### REQUIREMENTS
Find the lines containing the word "name" and copy every one of them.

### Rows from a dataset
--------------------------------

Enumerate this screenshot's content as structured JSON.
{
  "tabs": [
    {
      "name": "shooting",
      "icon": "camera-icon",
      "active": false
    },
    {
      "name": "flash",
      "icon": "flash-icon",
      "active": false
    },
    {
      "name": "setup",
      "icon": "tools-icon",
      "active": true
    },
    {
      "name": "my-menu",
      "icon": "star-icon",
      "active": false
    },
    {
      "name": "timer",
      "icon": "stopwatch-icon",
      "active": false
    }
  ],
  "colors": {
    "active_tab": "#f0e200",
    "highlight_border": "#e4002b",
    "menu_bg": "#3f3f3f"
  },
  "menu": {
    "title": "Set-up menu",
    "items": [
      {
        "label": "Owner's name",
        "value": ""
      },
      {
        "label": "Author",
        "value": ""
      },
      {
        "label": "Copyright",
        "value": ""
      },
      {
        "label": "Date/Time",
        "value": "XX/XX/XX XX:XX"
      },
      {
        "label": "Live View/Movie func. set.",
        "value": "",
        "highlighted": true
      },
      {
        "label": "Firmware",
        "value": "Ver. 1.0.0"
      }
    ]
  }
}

--------------------------------

### WRITTEN ANSWER
      "name": "shooting",
      "name": "flash",
      "name": "setup",
      "name": "my-menu",
      "name": "timer",
        "label": "Owner's name",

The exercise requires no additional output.